[WHAT THE TASK REQUIRES]
The records must be repeated exactly and in their entirety.

[EXTRACTED MATERIAL]

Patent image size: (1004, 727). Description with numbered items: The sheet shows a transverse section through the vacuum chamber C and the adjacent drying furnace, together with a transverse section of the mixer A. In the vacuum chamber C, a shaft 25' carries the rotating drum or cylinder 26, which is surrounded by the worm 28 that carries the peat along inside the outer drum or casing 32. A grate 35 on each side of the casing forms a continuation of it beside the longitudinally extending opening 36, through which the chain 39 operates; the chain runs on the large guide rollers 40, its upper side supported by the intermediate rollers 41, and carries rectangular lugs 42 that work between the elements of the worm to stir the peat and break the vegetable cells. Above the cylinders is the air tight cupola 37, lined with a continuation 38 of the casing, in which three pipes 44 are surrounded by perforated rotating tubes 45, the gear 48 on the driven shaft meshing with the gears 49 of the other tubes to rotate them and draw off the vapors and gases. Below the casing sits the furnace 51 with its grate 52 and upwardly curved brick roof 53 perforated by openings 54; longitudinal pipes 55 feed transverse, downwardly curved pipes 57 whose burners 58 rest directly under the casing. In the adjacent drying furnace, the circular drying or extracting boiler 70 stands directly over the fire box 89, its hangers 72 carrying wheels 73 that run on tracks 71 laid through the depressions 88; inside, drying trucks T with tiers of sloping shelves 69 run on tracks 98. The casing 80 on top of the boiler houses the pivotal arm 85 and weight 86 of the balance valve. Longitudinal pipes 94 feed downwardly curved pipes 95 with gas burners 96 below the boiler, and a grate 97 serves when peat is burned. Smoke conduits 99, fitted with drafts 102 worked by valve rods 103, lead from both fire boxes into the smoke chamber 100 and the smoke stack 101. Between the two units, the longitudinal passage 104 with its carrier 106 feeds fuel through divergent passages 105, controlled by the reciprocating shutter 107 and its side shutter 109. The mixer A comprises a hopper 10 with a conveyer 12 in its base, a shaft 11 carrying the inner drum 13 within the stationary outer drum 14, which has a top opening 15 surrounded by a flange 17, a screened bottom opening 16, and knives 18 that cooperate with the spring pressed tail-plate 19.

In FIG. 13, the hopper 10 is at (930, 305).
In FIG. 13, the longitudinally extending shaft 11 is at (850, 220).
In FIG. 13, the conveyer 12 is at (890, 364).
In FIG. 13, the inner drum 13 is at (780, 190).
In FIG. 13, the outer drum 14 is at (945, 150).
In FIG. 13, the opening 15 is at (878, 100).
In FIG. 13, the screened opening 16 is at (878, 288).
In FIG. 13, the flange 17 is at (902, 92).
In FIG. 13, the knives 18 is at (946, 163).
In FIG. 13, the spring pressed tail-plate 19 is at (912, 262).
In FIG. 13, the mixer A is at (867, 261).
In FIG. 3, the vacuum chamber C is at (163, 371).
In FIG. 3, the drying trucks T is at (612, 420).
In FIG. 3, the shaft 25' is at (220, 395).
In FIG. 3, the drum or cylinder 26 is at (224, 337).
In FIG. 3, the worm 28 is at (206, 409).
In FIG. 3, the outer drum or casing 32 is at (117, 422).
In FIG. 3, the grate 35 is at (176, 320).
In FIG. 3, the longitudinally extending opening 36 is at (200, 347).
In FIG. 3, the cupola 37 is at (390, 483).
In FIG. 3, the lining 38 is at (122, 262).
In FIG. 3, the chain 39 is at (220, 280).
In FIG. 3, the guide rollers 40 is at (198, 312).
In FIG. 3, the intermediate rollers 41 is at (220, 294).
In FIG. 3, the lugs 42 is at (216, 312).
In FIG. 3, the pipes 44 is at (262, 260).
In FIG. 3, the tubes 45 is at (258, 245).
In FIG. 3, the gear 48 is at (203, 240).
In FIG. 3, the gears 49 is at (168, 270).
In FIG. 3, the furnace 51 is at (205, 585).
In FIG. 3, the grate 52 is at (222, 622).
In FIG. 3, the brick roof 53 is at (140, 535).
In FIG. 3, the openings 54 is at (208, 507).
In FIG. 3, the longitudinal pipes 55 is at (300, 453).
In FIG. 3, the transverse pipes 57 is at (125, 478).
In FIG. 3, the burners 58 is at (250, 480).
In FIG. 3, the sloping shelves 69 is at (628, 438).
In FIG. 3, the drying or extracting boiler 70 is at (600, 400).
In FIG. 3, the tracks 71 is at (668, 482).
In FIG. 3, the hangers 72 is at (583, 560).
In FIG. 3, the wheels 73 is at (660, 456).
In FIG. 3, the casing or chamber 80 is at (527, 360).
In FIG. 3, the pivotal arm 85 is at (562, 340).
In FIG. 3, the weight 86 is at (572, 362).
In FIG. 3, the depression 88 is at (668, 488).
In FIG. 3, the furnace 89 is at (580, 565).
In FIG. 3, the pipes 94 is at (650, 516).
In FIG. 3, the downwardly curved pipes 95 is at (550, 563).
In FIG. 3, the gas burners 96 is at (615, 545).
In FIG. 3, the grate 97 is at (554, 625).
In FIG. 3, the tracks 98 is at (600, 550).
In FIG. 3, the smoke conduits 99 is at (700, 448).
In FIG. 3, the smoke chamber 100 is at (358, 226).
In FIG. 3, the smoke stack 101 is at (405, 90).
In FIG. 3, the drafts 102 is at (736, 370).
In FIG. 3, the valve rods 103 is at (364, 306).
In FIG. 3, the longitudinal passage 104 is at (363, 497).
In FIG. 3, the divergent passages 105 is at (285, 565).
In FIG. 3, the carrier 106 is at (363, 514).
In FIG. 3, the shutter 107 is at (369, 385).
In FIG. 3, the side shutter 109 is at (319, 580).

[RESPONSE AREA]
Patent image size: (1004, 727). Description with numbered items: The sheet shows a transverse section through the vacuum chamber C and the adjacent drying furnace, together with a transverse section of the mixer A. In the vacuum chamber C, a shaft 25' carries the rotating drum or cylinder 26, which is surrounded by the worm 28 that carries the peat along inside the outer drum or casing 32. A grate 35 on each side of the casing forms a continuation of it beside the longitudinally extending opening 36, through which the chain 39 operates; the chain runs on the large guide rollers 40, its upper side supported by the intermediate rollers 41, and carries rectangular lugs 42 that work between the elements of the worm to stir the peat and break the vegetable cells. Above the cylinders is the air tight cupola 37, lined with a continuation 38 of the casing, in which three pipes 44 are surrounded by perforated rotating tubes 45, the gear 48 on the driven shaft meshing with the gears 49 of the other tubes to rotate them and draw off the vapors and gases. Below the casing sits the furnace 51 with its grate 52 and upwardly curved brick roof 53 perforated by openings 54; longitudinal pipes 55 feed transverse, downwardly curved pipes 57 whose burners 58 rest directly under the casing. In the adjacent drying furnace, the circular drying or extracting boiler 70 stands directly over the fire box 89, its hangers 72 carrying wheels 73 that run on tracks 71 laid through the depressions 88; inside, drying trucks T with tiers of sloping shelves 69 run on tracks 98. The casing 80 on top of the boiler houses the pivotal arm 85 and weight 86 of the balance valve. Longitudinal pipes 94 feed downwardly curved pipes 95 with gas burners 96 below the boiler, and a grate 97 serves when peat is burned. Smoke conduits 99, fitted with drafts 102 worked by valve rods 103, lead from both fire boxes into the smoke chamber 100 and the smoke stack 101. Between the two units, the longitudinal passage 104 with its carrier 106 feeds fuel through divergent passages 105, controlled by the reciprocating shutter 107 and its side shutter 109. The mixer A comprises a hopper 10 with a conveyer 12 in its base, a shaft 11 carrying the inner drum 13 within the stationary outer drum 14, which has a top opening 15 surrounded by a flange 17, a screened bottom opening 16, and knives 18 that cooperate with the spring pressed tail-plate 19.

In FIG. 13, the hopper 10 is at (930, 305).
In FIG. 13, the longitudinally extending shaft 11 is at (850, 220).
In FIG. 13, the conveyer 12 is at (890, 364).
In FIG. 13, the inner drum 13 is at (780, 190).
In FIG. 13, the outer drum 14 is at (945, 150).
In FIG. 13, the opening 15 is at (878, 100).
In FIG. 13, the screened opening 16 is at (878, 288).
In FIG. 13, the flange 17 is at (902, 92).
In FIG. 13, the knives 18 is at (946, 163).
In FIG. 13, the spring pressed tail-plate 19 is at (912, 262).
In FIG. 13, the mixer A is at (867, 261).
In FIG. 3, the vacuum chamber C is at (163, 371).
In FIG. 3, the drying trucks T is at (612, 420).
In FIG. 3, the shaft 25' is at (220, 395).
In FIG. 3, the drum or cylinder 26 is at (224, 337).
In FIG. 3, the worm 28 is at (206, 409).
In FIG. 3, the outer drum or casing 32 is at (117, 422).
In FIG. 3, the grate 35 is at (176, 320).
In FIG. 3, the longitudinally extending opening 36 is at (200, 347).
In FIG. 3, the cupola 37 is at (390, 483).
In FIG. 3, the lining 38 is at (122, 262).
In FIG. 3, the chain 39 is at (220, 280).
In FIG. 3, the guide rollers 40 is at (198, 312).
In FIG. 3, the intermediate rollers 41 is at (220, 294).
In FIG. 3, the lugs 42 is at (216, 312).
In FIG. 3, the pipes 44 is at (262, 260).
In FIG. 3, the tubes 45 is at (258, 245).
In FIG. 3, the gear 48 is at (203, 240).
In FIG. 3, the gears 49 is at (168, 270).
In FIG. 3, the furnace 51 is at (205, 585).
In FIG. 3, the grate 52 is at (222, 622).
In FIG. 3, the brick roof 53 is at (140, 535).
In FIG. 3, the openings 54 is at (208, 507).
In FIG. 3, the longitudinal pipes 55 is at (300, 453).
In FIG. 3, the transverse pipes 57 is at (125, 478).
In FIG. 3, the burners 58 is at (250, 480).
In FIG. 3, the sloping shelves 69 is at (628, 438).
In FIG. 3, the drying or extracting boiler 70 is at (600, 400).
In FIG. 3, the tracks 71 is at (668, 482).
In FIG. 3, the hangers 72 is at (583, 560).
In FIG. 3, the wheels 73 is at (660, 456).
In FIG. 3, the casing or chamber 80 is at (527, 360).
In FIG. 3, the pivotal arm 85 is at (562, 340).
In FIG. 3, the weight 86 is at (572, 362).
In FIG. 3, the depression 88 is at (668, 488).
In FIG. 3, the furnace 89 is at (580, 565).
In FIG. 3, the pipes 94 is at (650, 516).
In FIG. 3, the downwardly curved pipes 95 is at (550, 563).
In FIG. 3, the gas burners 96 is at (615, 545).
In FIG. 3, the grate 97 is at (554, 625).
In FIG. 3, the tracks 98 is at (600, 550).
In FIG. 3, the smoke conduits 99 is at (700, 448).
In FIG. 3, the smoke chamber 100 is at (358, 226).
In FIG. 3, the smoke stack 101 is at (405, 90).
In FIG. 3, the drafts 102 is at (736, 370).
In FIG. 3, the valve rods 103 is at (364, 306).
In FIG. 3, the longitudinal passage 104 is at (363, 497).
In FIG. 3, the divergent passages 105 is at (285, 565).
In FIG. 3, the carrier 106 is at (363, 514).
In FIG. 3, the shutter 107 is at (369, 385).
In FIG. 3, the side shutter 109 is at (319, 580).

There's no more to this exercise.